TO DO:
Spot every line with the word "ylabel" and return it.

++++ TASK MATERIAL ++++

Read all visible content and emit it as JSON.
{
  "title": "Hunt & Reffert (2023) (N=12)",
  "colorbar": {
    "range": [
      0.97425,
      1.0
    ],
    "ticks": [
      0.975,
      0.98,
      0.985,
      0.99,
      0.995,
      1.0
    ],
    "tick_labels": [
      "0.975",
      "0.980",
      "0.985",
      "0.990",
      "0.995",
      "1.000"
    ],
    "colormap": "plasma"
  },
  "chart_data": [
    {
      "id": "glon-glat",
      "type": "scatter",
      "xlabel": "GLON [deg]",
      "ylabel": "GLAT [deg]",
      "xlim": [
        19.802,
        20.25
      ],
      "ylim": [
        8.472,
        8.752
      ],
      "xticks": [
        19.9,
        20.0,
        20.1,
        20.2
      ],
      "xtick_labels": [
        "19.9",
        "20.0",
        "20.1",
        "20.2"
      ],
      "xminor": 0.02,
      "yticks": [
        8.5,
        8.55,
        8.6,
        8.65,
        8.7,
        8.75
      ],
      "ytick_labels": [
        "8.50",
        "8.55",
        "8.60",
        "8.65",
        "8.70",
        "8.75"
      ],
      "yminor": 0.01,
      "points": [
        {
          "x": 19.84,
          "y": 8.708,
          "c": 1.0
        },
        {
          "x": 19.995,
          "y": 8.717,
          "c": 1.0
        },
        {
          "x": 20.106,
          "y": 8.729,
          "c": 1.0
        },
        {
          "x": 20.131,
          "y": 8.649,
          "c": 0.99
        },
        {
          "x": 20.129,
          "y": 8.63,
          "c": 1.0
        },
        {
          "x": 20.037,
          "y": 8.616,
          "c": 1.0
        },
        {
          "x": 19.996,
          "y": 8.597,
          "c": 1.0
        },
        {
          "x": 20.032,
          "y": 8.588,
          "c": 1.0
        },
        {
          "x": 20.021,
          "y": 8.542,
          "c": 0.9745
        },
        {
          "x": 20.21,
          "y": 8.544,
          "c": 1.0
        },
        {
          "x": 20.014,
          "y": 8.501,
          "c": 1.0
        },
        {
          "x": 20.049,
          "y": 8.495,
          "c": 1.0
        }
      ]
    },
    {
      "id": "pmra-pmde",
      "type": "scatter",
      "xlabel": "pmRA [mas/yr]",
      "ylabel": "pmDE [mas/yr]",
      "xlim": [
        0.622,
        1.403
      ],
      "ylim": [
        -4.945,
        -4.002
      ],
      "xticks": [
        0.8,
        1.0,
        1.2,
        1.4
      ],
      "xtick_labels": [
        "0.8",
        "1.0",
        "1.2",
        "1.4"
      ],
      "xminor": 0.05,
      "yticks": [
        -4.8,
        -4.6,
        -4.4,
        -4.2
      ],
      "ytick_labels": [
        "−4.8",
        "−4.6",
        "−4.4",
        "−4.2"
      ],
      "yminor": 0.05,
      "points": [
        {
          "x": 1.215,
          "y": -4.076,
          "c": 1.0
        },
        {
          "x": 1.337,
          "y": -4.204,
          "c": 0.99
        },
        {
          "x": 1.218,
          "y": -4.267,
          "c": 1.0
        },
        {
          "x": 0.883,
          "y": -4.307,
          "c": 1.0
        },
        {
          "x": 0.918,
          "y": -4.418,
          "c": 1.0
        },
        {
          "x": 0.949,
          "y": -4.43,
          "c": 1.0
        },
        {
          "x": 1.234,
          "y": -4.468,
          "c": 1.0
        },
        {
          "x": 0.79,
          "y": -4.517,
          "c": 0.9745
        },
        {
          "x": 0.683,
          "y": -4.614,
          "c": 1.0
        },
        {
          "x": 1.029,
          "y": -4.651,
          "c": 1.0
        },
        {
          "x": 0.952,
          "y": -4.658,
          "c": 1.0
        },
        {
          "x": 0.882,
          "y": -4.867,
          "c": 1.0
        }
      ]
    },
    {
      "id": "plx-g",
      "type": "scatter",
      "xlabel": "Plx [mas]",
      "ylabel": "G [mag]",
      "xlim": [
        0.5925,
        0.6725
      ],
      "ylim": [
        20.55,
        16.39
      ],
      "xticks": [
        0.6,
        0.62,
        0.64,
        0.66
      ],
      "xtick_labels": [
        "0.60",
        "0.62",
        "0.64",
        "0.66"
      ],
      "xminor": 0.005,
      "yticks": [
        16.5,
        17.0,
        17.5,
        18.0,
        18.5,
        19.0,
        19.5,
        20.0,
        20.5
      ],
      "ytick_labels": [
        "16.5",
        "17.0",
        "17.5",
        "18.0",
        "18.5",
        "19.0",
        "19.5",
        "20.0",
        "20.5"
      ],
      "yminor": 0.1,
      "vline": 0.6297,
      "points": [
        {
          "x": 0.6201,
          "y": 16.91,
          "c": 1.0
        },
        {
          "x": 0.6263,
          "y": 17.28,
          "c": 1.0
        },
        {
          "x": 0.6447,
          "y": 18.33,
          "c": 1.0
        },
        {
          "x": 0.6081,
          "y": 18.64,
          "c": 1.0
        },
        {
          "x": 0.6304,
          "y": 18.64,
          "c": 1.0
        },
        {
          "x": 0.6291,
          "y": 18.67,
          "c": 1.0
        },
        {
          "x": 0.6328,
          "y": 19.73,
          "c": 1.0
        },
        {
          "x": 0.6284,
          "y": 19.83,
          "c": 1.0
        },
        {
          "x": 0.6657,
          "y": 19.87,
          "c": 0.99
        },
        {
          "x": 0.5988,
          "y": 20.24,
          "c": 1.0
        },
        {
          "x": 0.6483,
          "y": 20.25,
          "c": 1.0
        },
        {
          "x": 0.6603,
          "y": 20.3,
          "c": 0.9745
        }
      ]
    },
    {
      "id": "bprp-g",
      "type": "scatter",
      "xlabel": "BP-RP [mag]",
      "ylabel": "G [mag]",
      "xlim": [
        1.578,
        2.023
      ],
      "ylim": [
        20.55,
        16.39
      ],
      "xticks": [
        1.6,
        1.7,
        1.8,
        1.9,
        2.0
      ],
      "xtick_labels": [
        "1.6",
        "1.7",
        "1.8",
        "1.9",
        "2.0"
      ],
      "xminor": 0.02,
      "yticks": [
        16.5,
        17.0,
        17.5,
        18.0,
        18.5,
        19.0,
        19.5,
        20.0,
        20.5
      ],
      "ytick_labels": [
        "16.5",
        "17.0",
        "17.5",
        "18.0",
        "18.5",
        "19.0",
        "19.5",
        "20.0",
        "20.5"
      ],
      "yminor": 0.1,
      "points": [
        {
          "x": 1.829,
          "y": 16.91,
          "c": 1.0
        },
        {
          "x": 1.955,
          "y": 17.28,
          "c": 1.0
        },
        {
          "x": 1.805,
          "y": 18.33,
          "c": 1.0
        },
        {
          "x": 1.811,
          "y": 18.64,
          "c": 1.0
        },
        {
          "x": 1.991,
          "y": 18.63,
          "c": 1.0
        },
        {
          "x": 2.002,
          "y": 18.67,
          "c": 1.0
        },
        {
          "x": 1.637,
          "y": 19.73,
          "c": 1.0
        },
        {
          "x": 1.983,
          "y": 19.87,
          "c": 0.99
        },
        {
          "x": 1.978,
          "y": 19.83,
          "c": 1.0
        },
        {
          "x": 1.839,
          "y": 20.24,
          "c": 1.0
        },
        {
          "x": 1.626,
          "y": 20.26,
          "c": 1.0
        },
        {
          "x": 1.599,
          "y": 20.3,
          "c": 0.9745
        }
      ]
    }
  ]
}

++++

SOLUTION FOR THIS PROBLEM:
      "ylabel": "GLAT [deg]",
      "ylabel": "pmDE [mas/yr]",
      "ylabel": "G [mag]",
      "ylabel": "G [mag]",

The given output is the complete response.